• **Problem description**: Type every record exactly as it appears.

┏━━

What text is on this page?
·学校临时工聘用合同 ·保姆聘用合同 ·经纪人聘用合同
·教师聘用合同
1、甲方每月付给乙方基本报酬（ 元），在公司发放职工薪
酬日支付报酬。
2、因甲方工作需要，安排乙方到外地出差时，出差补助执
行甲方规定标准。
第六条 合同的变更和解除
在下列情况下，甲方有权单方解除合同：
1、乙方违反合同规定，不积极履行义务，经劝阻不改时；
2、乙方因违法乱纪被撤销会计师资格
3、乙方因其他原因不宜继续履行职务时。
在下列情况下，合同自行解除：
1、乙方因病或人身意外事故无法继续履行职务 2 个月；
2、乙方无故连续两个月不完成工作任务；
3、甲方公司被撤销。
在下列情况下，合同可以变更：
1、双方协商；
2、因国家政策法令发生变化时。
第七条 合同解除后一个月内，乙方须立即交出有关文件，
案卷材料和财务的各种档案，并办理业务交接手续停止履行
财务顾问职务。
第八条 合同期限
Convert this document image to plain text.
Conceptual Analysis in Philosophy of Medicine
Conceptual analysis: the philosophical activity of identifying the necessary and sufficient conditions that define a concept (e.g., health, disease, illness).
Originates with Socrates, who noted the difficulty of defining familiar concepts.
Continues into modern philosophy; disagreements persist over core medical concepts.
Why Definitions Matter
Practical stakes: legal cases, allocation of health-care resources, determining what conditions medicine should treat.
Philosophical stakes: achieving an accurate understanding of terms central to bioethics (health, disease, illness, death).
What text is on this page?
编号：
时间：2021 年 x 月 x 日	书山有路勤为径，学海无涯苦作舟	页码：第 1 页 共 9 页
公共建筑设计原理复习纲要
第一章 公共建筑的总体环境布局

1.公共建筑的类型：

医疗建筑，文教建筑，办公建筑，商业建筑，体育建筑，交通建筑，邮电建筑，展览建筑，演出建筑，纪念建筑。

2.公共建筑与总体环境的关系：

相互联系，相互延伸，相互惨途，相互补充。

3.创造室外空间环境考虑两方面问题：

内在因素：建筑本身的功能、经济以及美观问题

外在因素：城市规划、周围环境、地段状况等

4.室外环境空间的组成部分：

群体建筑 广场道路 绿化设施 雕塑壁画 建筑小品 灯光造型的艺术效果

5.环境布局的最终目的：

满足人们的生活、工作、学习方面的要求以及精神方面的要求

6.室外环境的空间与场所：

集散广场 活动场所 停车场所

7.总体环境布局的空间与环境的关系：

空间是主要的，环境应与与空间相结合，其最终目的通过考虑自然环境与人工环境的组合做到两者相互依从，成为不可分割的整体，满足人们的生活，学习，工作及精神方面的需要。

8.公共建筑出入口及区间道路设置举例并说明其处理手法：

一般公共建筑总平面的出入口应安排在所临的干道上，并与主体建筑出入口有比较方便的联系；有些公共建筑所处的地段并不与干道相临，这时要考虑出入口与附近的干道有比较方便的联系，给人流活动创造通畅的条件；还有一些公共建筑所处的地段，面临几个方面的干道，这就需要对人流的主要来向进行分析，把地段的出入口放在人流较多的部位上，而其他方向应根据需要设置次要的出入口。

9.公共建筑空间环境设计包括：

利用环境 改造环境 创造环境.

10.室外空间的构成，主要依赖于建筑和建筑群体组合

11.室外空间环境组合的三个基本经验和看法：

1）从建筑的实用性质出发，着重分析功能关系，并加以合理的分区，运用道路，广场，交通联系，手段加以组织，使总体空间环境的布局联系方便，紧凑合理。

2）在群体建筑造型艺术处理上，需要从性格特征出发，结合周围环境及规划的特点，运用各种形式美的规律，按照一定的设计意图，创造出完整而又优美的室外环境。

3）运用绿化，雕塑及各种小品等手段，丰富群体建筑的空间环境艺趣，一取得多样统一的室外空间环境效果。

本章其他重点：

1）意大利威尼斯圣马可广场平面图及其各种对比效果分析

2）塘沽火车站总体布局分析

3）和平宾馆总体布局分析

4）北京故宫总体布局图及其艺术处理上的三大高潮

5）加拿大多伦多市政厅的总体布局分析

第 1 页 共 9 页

┗━━

• **Task output**:
What text is on this page?
·学校临时工聘用合同 ·保姆聘用合同 ·经纪人聘用合同
·教师聘用合同
1、甲方每月付给乙方基本报酬（ 元），在公司发放职工薪
酬日支付报酬。
2、因甲方工作需要，安排乙方到外地出差时，出差补助执
行甲方规定标准。
第六条 合同的变更和解除
在下列情况下，甲方有权单方解除合同：
1、乙方违反合同规定，不积极履行义务，经劝阻不改时；
2、乙方因违法乱纪被撤销会计师资格
3、乙方因其他原因不宜继续履行职务时。
在下列情况下，合同自行解除：
1、乙方因病或人身意外事故无法继续履行职务 2 个月；
2、乙方无故连续两个月不完成工作任务；
3、甲方公司被撤销。
在下列情况下，合同可以变更：
1、双方协商；
2、因国家政策法令发生变化时。
第七条 合同解除后一个月内，乙方须立即交出有关文件，
案卷材料和财务的各种档案，并办理业务交接手续停止履行
财务顾问职务。
第八条 合同期限
Convert this document image to plain text.
Conceptual Analysis in Philosophy of Medicine
Conceptual analysis: the philosophical activity of identifying the necessary and sufficient conditions that define a concept (e.g., health, disease, illness).
Originates with Socrates, who noted the difficulty of defining familiar concepts.
Continues into modern philosophy; disagreements persist over core medical concepts.
Why Definitions Matter
Practical stakes: legal cases, allocation of health-care resources, determining what conditions medicine should treat.
Philosophical stakes: achieving an accurate understanding of terms central to bioethics (health, disease, illness, death).
What text is on this page?
编号：
时间：2021 年 x 月 x 日	书山有路勤为径，学海无涯苦作舟	页码：第 1 页 共 9 页
公共建筑设计原理复习纲要
第一章 公共建筑的总体环境布局

1.公共建筑的类型：

医疗建筑，文教建筑，办公建筑，商业建筑，体育建筑，交通建筑，邮电建筑，展览建筑，演出建筑，纪念建筑。

2.公共建筑与总体环境的关系：

相互联系，相互延伸，相互惨途，相互补充。

3.创造室外空间环境考虑两方面问题：

内在因素：建筑本身的功能、经济以及美观问题

外在因素：城市规划、周围环境、地段状况等

4.室外环境空间的组成部分：

群体建筑 广场道路 绿化设施 雕塑壁画 建筑小品 灯光造型的艺术效果

5.环境布局的最终目的：

满足人们的生活、工作、学习方面的要求以及精神方面的要求

6.室外环境的空间与场所：

集散广场 活动场所 停车场所

7.总体环境布局的空间与环境的关系：

空间是主要的，环境应与与空间相结合，其最终目的通过考虑自然环境与人工环境的组合做到两者相互依从，成为不可分割的整体，满足人们的生活，学习，工作及精神方面的需要。

8.公共建筑出入口及区间道路设置举例并说明其处理手法：

一般公共建筑总平面的出入口应安排在所临的干道上，并与主体建筑出入口有比较方便的联系；有些公共建筑所处的地段并不与干道相临，这时要考虑出入口与附近的干道有比较方便的联系，给人流活动创造通畅的条件；还有一些公共建筑所处的地段，面临几个方面的干道，这就需要对人流的主要来向进行分析，把地段的出入口放在人流较多的部位上，而其他方向应根据需要设置次要的出入口。

9.公共建筑空间环境设计包括：

利用环境 改造环境 创造环境.

10.室外空间的构成，主要依赖于建筑和建筑群体组合

11.室外空间环境组合的三个基本经验和看法：

1）从建筑的实用性质出发，着重分析功能关系，并加以合理的分区，运用道路，广场，交通联系，手段加以组织，使总体空间环境的布局联系方便，紧凑合理。

2）在群体建筑造型艺术处理上，需要从性格特征出发，结合周围环境及规划的特点，运用各种形式美的规律，按照一定的设计意图，创造出完整而又优美的室外环境。

3）运用绿化，雕塑及各种小品等手段，丰富群体建筑的空间环境艺趣，一取得多样统一的室外空间环境效果。

本章其他重点：

1）意大利威尼斯圣马可广场平面图及其各种对比效果分析

2）塘沽火车站总体布局分析

3）和平宾馆总体布局分析

4）北京故宫总体布局图及其艺术处理上的三大高潮

5）加拿大多伦多市政厅的总体布局分析

第 1 页 共 9 页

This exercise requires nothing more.